Data to use.
* * *
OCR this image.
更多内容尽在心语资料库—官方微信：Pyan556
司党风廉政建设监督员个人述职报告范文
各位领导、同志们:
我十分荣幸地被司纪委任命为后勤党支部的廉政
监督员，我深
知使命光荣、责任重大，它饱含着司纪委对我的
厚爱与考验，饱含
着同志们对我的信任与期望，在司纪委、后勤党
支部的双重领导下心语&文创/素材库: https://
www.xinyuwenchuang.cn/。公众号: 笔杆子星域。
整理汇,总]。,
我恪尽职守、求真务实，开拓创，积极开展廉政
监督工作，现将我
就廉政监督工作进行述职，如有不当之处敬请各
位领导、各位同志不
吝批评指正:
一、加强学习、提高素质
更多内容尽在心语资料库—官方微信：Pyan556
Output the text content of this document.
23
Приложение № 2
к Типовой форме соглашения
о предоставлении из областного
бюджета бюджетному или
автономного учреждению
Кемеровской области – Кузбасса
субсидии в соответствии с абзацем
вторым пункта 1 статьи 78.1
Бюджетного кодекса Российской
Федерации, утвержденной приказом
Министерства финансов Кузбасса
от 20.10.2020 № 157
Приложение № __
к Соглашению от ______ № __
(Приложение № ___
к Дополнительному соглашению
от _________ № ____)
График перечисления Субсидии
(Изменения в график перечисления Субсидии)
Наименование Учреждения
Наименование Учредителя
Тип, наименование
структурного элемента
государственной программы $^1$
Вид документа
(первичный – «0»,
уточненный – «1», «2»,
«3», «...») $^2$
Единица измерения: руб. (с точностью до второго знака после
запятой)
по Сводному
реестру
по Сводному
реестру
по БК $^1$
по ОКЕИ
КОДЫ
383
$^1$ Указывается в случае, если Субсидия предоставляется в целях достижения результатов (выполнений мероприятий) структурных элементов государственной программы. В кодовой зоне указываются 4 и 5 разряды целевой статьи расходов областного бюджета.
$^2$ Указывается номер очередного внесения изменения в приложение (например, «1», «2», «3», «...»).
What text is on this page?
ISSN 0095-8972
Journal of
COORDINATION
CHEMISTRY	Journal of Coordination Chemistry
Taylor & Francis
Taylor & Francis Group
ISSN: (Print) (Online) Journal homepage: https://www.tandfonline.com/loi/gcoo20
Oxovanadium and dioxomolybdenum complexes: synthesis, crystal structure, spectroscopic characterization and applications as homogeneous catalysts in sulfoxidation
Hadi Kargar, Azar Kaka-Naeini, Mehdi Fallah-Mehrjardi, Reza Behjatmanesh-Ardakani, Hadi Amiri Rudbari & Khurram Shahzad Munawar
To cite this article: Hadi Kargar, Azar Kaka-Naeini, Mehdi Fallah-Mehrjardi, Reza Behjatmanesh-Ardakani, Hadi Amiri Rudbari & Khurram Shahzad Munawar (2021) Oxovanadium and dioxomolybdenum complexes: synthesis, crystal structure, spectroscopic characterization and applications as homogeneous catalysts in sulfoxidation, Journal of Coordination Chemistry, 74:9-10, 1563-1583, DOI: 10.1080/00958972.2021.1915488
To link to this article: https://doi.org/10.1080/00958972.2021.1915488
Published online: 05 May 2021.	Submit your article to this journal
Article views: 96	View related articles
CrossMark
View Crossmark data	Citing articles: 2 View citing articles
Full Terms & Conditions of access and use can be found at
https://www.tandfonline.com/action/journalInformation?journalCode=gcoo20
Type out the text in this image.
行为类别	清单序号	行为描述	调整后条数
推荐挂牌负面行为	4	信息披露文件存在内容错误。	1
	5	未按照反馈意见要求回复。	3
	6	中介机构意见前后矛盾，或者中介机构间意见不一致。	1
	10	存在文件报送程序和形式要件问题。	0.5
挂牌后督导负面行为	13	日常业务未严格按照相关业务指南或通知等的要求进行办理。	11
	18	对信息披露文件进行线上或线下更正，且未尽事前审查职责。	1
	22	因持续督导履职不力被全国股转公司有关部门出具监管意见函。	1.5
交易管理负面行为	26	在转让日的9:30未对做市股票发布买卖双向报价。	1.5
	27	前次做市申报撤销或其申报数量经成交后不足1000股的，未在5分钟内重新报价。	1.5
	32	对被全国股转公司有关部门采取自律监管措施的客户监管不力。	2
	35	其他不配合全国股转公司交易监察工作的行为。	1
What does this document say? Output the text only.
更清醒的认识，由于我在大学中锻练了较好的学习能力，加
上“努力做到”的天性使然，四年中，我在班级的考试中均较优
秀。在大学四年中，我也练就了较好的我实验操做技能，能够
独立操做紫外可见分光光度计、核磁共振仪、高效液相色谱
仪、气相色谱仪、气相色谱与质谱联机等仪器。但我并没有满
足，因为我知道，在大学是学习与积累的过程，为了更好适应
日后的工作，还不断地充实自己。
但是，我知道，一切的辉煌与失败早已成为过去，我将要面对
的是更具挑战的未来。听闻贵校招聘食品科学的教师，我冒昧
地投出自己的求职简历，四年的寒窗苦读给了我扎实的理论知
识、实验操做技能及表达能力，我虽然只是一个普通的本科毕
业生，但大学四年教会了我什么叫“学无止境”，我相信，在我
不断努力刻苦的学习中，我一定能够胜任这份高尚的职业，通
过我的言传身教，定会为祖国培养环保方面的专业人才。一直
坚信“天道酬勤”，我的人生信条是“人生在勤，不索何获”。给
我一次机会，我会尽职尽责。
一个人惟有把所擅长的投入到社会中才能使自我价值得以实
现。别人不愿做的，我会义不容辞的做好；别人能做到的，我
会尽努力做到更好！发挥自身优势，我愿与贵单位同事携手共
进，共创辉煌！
* * *
Of the lines in the listing above, how many hold the string "sulfoxidation"? Reply with the number only.

2